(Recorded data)
·····

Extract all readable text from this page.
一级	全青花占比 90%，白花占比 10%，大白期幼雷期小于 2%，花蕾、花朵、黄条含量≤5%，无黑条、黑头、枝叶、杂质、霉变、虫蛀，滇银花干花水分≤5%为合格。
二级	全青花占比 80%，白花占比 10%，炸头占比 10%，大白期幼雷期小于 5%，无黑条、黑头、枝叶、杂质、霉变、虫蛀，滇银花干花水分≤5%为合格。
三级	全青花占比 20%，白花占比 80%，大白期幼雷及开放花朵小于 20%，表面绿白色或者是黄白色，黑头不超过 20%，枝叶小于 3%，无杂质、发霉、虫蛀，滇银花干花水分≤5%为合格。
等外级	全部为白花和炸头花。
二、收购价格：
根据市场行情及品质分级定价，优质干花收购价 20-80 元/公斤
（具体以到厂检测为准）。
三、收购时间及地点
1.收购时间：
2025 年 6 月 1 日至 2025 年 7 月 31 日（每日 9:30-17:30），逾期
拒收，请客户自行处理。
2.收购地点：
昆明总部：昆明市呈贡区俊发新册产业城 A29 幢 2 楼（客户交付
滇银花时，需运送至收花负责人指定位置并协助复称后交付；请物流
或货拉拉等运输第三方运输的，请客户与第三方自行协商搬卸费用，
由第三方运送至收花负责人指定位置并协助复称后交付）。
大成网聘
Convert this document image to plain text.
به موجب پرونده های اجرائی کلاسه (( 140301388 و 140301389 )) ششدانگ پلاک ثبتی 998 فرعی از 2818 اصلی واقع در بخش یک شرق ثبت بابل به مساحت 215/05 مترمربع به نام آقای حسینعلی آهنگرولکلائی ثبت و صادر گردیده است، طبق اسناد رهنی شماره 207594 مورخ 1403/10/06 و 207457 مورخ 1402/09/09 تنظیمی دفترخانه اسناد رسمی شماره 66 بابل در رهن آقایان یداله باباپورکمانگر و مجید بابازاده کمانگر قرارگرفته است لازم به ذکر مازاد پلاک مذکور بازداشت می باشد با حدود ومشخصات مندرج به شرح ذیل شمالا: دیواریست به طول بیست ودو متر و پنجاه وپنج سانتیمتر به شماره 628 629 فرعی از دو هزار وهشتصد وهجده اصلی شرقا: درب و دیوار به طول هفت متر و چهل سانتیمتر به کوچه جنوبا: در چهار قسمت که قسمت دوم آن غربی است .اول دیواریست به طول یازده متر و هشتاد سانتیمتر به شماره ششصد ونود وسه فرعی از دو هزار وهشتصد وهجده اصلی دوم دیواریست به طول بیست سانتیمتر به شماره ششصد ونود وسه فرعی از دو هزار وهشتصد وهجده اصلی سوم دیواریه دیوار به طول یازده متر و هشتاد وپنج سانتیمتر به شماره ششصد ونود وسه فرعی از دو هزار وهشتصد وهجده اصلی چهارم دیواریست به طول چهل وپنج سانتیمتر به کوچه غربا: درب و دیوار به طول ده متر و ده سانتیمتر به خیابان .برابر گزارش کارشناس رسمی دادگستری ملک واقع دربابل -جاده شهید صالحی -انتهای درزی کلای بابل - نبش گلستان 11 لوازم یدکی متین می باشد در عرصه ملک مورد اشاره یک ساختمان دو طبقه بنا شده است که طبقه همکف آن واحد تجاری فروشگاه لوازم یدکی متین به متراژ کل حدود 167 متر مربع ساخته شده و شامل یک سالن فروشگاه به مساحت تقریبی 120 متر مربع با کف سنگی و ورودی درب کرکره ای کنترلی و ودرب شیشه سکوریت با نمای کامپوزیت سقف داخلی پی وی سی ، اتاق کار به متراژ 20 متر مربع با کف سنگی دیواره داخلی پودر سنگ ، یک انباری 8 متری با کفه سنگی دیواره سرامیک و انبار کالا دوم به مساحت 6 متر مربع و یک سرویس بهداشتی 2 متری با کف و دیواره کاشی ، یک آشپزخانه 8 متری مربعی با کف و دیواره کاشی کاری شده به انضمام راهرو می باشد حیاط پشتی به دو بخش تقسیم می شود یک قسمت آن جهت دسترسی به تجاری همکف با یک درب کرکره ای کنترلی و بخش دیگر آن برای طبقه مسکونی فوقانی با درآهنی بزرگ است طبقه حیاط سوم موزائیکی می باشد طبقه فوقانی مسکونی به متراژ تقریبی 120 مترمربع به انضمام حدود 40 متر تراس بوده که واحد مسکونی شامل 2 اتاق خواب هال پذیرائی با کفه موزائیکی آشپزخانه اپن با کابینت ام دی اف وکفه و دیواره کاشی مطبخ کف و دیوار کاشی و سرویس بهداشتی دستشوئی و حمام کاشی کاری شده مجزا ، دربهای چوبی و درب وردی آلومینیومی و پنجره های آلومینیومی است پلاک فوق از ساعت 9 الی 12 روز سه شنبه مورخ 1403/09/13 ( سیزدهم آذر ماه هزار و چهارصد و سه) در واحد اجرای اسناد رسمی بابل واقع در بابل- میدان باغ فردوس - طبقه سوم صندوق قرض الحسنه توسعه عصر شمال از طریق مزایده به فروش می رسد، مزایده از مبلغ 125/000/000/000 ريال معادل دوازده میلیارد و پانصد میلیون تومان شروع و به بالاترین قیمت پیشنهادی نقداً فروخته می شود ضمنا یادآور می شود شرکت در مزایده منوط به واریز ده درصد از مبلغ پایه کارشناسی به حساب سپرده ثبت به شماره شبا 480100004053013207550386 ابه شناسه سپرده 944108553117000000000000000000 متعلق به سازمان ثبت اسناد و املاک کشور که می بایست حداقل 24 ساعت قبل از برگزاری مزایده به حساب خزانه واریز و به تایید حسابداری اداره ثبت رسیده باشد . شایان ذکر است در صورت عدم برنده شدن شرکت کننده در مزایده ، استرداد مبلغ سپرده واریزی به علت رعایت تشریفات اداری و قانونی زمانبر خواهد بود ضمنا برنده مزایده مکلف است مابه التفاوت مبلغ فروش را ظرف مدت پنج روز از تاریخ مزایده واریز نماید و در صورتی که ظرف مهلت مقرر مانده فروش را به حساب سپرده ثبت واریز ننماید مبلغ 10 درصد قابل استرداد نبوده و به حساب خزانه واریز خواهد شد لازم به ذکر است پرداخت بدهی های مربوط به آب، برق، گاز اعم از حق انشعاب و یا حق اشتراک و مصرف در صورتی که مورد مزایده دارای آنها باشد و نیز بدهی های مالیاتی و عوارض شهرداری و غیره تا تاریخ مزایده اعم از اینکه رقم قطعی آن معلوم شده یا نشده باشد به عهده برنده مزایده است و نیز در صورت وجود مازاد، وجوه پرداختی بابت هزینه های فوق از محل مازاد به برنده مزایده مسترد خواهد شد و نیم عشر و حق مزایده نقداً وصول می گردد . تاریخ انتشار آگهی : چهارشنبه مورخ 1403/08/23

·····

[Prompt] Every entry should be printed again exactly as written.

[Response to the task]
Extract all readable text from this page.
一级	全青花占比 90%，白花占比 10%，大白期幼雷期小于 2%，花蕾、花朵、黄条含量≤5%，无黑条、黑头、枝叶、杂质、霉变、虫蛀，滇银花干花水分≤5%为合格。
二级	全青花占比 80%，白花占比 10%，炸头占比 10%，大白期幼雷期小于 5%，无黑条、黑头、枝叶、杂质、霉变、虫蛀，滇银花干花水分≤5%为合格。
三级	全青花占比 20%，白花占比 80%，大白期幼雷及开放花朵小于 20%，表面绿白色或者是黄白色，黑头不超过 20%，枝叶小于 3%，无杂质、发霉、虫蛀，滇银花干花水分≤5%为合格。
等外级	全部为白花和炸头花。
二、收购价格：
根据市场行情及品质分级定价，优质干花收购价 20-80 元/公斤
（具体以到厂检测为准）。
三、收购时间及地点
1.收购时间：
2025 年 6 月 1 日至 2025 年 7 月 31 日（每日 9:30-17:30），逾期
拒收，请客户自行处理。
2.收购地点：
昆明总部：昆明市呈贡区俊发新册产业城 A29 幢 2 楼（客户交付
滇银花时，需运送至收花负责人指定位置并协助复称后交付；请物流
或货拉拉等运输第三方运输的，请客户与第三方自行协商搬卸费用，
由第三方运送至收花负责人指定位置并协助复称后交付）。
大成网聘
Convert this document image to plain text.
به موجب پرونده های اجرائی کلاسه (( 140301388 و 140301389 )) ششدانگ پلاک ثبتی 998 فرعی از 2818 اصلی واقع در بخش یک شرق ثبت بابل به مساحت 215/05 مترمربع به نام آقای حسینعلی آهنگرولکلائی ثبت و صادر گردیده است، طبق اسناد رهنی شماره 207594 مورخ 1403/10/06 و 207457 مورخ 1402/09/09 تنظیمی دفترخانه اسناد رسمی شماره 66 بابل در رهن آقایان یداله باباپورکمانگر و مجید بابازاده کمانگر قرارگرفته است لازم به ذکر مازاد پلاک مذکور بازداشت می باشد با حدود ومشخصات مندرج به شرح ذیل شمالا: دیواریست به طول بیست ودو متر و پنجاه وپنج سانتیمتر به شماره 628 629 فرعی از دو هزار وهشتصد وهجده اصلی شرقا: درب و دیوار به طول هفت متر و چهل سانتیمتر به کوچه جنوبا: در چهار قسمت که قسمت دوم آن غربی است .اول دیواریست به طول یازده متر و هشتاد سانتیمتر به شماره ششصد ونود وسه فرعی از دو هزار وهشتصد وهجده اصلی دوم دیواریست به طول بیست سانتیمتر به شماره ششصد ونود وسه فرعی از دو هزار وهشتصد وهجده اصلی سوم دیواریه دیوار به طول یازده متر و هشتاد وپنج سانتیمتر به شماره ششصد ونود وسه فرعی از دو هزار وهشتصد وهجده اصلی چهارم دیواریست به طول چهل وپنج سانتیمتر به کوچه غربا: درب و دیوار به طول ده متر و ده سانتیمتر به خیابان .برابر گزارش کارشناس رسمی دادگستری ملک واقع دربابل -جاده شهید صالحی -انتهای درزی کلای بابل - نبش گلستان 11 لوازم یدکی متین می باشد در عرصه ملک مورد اشاره یک ساختمان دو طبقه بنا شده است که طبقه همکف آن واحد تجاری فروشگاه لوازم یدکی متین به متراژ کل حدود 167 متر مربع ساخته شده و شامل یک سالن فروشگاه به مساحت تقریبی 120 متر مربع با کف سنگی و ورودی درب کرکره ای کنترلی و ودرب شیشه سکوریت با نمای کامپوزیت سقف داخلی پی وی سی ، اتاق کار به متراژ 20 متر مربع با کف سنگی دیواره داخلی پودر سنگ ، یک انباری 8 متری با کفه سنگی دیواره سرامیک و انبار کالا دوم به مساحت 6 متر مربع و یک سرویس بهداشتی 2 متری با کف و دیواره کاشی ، یک آشپزخانه 8 متری مربعی با کف و دیواره کاشی کاری شده به انضمام راهرو می باشد حیاط پشتی به دو بخش تقسیم می شود یک قسمت آن جهت دسترسی به تجاری همکف با یک درب کرکره ای کنترلی و بخش دیگر آن برای طبقه مسکونی فوقانی با درآهنی بزرگ است طبقه حیاط سوم موزائیکی می باشد طبقه فوقانی مسکونی به متراژ تقریبی 120 مترمربع به انضمام حدود 40 متر تراس بوده که واحد مسکونی شامل 2 اتاق خواب هال پذیرائی با کفه موزائیکی آشپزخانه اپن با کابینت ام دی اف وکفه و دیواره کاشی مطبخ کف و دیوار کاشی و سرویس بهداشتی دستشوئی و حمام کاشی کاری شده مجزا ، دربهای چوبی و درب وردی آلومینیومی و پنجره های آلومینیومی است پلاک فوق از ساعت 9 الی 12 روز سه شنبه مورخ 1403/09/13 ( سیزدهم آذر ماه هزار و چهارصد و سه) در واحد اجرای اسناد رسمی بابل واقع در بابل- میدان باغ فردوس - طبقه سوم صندوق قرض الحسنه توسعه عصر شمال از طریق مزایده به فروش می رسد، مزایده از مبلغ 125/000/000/000 ريال معادل دوازده میلیارد و پانصد میلیون تومان شروع و به بالاترین قیمت پیشنهادی نقداً فروخته می شود ضمنا یادآور می شود شرکت در مزایده منوط به واریز ده درصد از مبلغ پایه کارشناسی به حساب سپرده ثبت به شماره شبا 480100004053013207550386 ابه شناسه سپرده 944108553117000000000000000000 متعلق به سازمان ثبت اسناد و املاک کشور که می بایست حداقل 24 ساعت قبل از برگزاری مزایده به حساب خزانه واریز و به تایید حسابداری اداره ثبت رسیده باشد . شایان ذکر است در صورت عدم برنده شدن شرکت کننده در مزایده ، استرداد مبلغ سپرده واریزی به علت رعایت تشریفات اداری و قانونی زمانبر خواهد بود ضمنا برنده مزایده مکلف است مابه التفاوت مبلغ فروش را ظرف مدت پنج روز از تاریخ مزایده واریز نماید و در صورتی که ظرف مهلت مقرر مانده فروش را به حساب سپرده ثبت واریز ننماید مبلغ 10 درصد قابل استرداد نبوده و به حساب خزانه واریز خواهد شد لازم به ذکر است پرداخت بدهی های مربوط به آب، برق، گاز اعم از حق انشعاب و یا حق اشتراک و مصرف در صورتی که مورد مزایده دارای آنها باشد و نیز بدهی های مالیاتی و عوارض شهرداری و غیره تا تاریخ مزایده اعم از اینکه رقم قطعی آن معلوم شده یا نشده باشد به عهده برنده مزایده است و نیز در صورت وجود مازاد، وجوه پرداختی بابت هزینه های فوق از محل مازاد به برنده مزایده مسترد خواهد شد و نیم عشر و حق مزایده نقداً وصول می گردد . تاریخ انتشار آگهی : چهارشنبه مورخ 1403/08/23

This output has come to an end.